Reading text —

□ □ □ □

Climate, energy news roundup: Oct. 18
Climate Action Alliance of the Valley produces The Weekly Roundup of Climate and Energy News.
Excerpts from a recent Roundup follow; full Roundup is here.
Politics and Policy
The German government set an exit date for the coal industry with a plan to help coal communities survive, thereby providing beneficial lessons for the U.S. President Trump’s executive order initiated formation of the “United States One Trillion Trees Interagency Council.” Several conservative climate groups have attempted to wrench the issue of climate change from Democrats and shore up climate concern on the right, in part because of the Green New Deal’s impact; Americans are now nearly four times more likely to say they’re alarmed about the climate crisis than to be dismissive of it. The Biden campaign answered Vox’s six key questions about his climate change plans; GreenTech Media asked clean‑energy experts and advocates what’s most likely to get done in the first 100 days of a Biden presidency. Politico asserted that Biden and some Congressional Democrats want to use trade agreements to combat global warming, breaking from decades of U.S. trade policy that largely ignored climate change.

□ □ □ □

Extracted material —
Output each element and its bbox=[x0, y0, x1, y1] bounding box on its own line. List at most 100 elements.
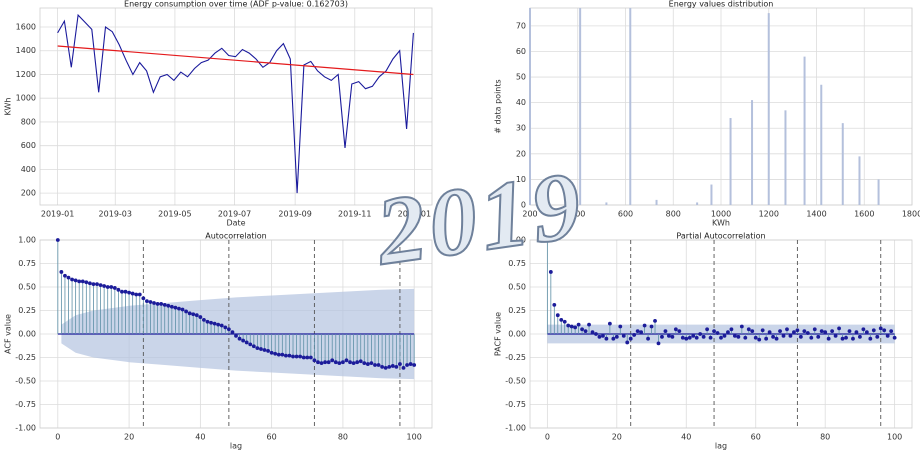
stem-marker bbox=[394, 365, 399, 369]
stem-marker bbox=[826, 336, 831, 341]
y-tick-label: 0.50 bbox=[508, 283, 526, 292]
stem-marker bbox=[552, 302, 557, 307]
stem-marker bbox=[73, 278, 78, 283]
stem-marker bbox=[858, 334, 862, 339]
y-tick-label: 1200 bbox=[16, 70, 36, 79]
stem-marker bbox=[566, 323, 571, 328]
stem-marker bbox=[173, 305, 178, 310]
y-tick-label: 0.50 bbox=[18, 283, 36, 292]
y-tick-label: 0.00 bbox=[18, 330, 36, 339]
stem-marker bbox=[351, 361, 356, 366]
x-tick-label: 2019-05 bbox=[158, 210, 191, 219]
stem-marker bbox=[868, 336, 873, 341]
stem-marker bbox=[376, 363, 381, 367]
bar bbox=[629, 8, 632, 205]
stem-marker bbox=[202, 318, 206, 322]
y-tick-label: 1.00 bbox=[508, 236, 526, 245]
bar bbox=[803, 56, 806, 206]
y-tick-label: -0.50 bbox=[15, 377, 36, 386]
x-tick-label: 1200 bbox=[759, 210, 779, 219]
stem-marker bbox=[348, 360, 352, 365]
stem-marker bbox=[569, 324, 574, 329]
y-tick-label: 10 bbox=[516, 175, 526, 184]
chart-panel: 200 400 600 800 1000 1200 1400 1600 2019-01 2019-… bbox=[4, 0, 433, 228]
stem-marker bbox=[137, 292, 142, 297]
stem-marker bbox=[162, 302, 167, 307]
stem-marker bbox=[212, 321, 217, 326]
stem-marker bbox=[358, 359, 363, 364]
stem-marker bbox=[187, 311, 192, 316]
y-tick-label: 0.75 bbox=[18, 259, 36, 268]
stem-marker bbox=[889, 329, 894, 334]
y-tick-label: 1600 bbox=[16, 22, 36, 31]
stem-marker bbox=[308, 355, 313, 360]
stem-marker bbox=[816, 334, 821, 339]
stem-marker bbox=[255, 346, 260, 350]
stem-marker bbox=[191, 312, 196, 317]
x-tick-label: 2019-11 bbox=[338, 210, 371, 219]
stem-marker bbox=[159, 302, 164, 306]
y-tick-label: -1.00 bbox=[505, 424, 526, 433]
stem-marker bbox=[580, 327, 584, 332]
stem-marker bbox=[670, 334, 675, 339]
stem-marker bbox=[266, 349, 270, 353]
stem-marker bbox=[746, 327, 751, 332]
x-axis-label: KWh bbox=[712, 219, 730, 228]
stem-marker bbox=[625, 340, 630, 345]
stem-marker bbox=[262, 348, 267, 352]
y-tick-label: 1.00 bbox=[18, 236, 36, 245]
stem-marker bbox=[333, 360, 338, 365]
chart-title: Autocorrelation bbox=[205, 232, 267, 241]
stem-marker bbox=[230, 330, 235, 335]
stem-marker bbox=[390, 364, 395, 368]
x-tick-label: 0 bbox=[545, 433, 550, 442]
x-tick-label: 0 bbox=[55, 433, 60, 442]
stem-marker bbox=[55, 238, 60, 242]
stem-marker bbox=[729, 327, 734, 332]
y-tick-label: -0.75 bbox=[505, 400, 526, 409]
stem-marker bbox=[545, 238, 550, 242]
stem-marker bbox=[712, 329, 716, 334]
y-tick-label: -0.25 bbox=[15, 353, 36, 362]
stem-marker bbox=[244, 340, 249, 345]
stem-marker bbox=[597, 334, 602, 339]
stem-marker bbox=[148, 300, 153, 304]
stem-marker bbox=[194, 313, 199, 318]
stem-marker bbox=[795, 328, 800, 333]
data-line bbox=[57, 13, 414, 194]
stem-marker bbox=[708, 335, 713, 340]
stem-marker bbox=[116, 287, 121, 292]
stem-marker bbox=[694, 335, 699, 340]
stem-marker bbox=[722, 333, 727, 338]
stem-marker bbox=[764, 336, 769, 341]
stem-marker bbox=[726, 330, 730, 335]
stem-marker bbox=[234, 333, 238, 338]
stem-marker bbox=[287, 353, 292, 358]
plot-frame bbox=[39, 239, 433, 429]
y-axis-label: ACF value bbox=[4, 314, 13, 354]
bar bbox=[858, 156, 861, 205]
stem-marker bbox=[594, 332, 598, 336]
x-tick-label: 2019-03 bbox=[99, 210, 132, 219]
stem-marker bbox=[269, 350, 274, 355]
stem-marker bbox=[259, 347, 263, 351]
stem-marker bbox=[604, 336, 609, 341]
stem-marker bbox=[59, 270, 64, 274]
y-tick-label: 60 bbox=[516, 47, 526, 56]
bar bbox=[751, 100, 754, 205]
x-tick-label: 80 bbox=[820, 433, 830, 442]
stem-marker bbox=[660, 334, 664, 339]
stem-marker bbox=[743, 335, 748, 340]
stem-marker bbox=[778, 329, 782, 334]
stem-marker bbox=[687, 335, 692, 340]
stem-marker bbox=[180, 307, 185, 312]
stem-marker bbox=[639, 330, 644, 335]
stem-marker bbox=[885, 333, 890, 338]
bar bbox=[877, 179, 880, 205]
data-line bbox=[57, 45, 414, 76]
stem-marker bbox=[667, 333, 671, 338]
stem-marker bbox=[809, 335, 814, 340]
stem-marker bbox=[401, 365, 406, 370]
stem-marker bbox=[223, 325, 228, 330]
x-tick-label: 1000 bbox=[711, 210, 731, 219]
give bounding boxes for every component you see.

□ □ □ □

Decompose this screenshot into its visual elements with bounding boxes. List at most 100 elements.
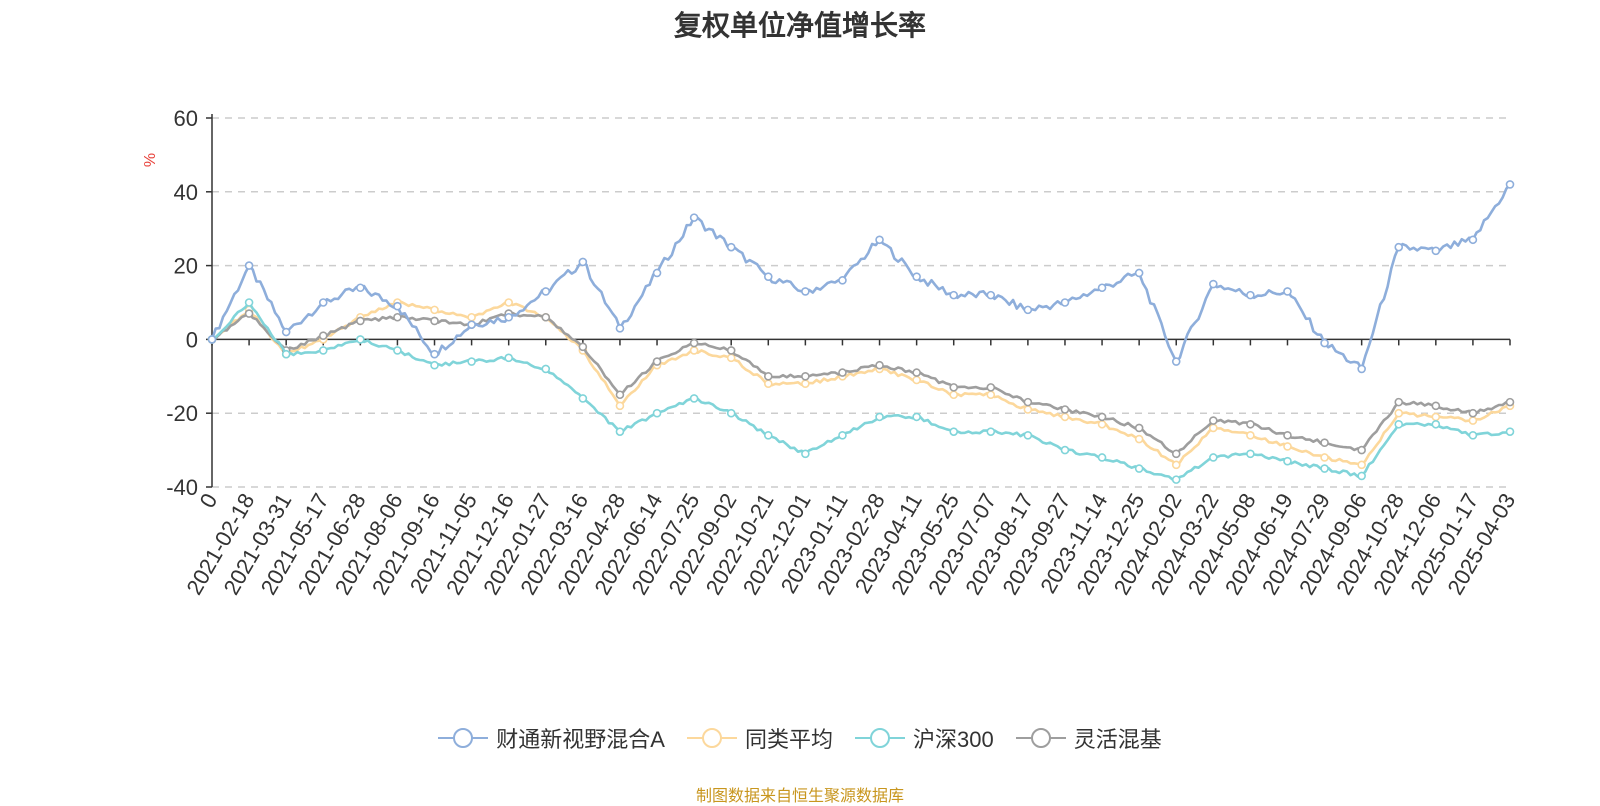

□ □ □ □

List of tasks —
1. In the first block of entries, arrange the lines starting at the one containing "Output each element" and ending at the one containing "stem-marker bbox=[73, 278, 78, 283]" as a JSON list of strings, one string per line, with blank lines and the picture omitted.
2. Pick up the climate and energy news roundup after its last sentence and continue it.

Task responses —
1.
[
  "Output each element and its bbox=[x0, y0, x1, y1] bounding box on its own line. List at most 100 elements.",
  "stem-marker bbox=[394, 365, 399, 369]",
  "stem-marker bbox=[826, 336, 831, 341]",
  "y-tick-label: 0.50 bbox=[508, 283, 526, 292]",
  "stem-marker bbox=[552, 302, 557, 307]",
  "stem-marker bbox=[73, 278, 78, 283]"
]

2.
President Trump’s Supreme Court nominee, Amy Coney Barrett, said late during her confirmation hearing that, while she has read up on the issue of climate change, she doesn’t have “firm views” on the subject. Her efforts to “play it safe” created perhaps the most tangible backlash of her hearings. FERC issued a proposed policy statement that it has the authority and willingness to consider potential grid operators’ requests to incorporate a carbon tax into their rate structures.
Research on adaptation to sea level rise in coastal communities showed shoreline armoring is more common in areas with low racial diversity and higher home values, household incomes, and population densities; measures based around home buyout programs correlate with high racial diversity and low home values, household incomes, and population densities. Fannie Mae and Freddie Mac research showed housing markets are beginning to respond to damages from climate change-fueled floods, storms, and disasters. Australian insurance regulators said pre‑emptive avoidance action is less costly than dealing with the aftermath of disasters exacerbated by the climate crisis.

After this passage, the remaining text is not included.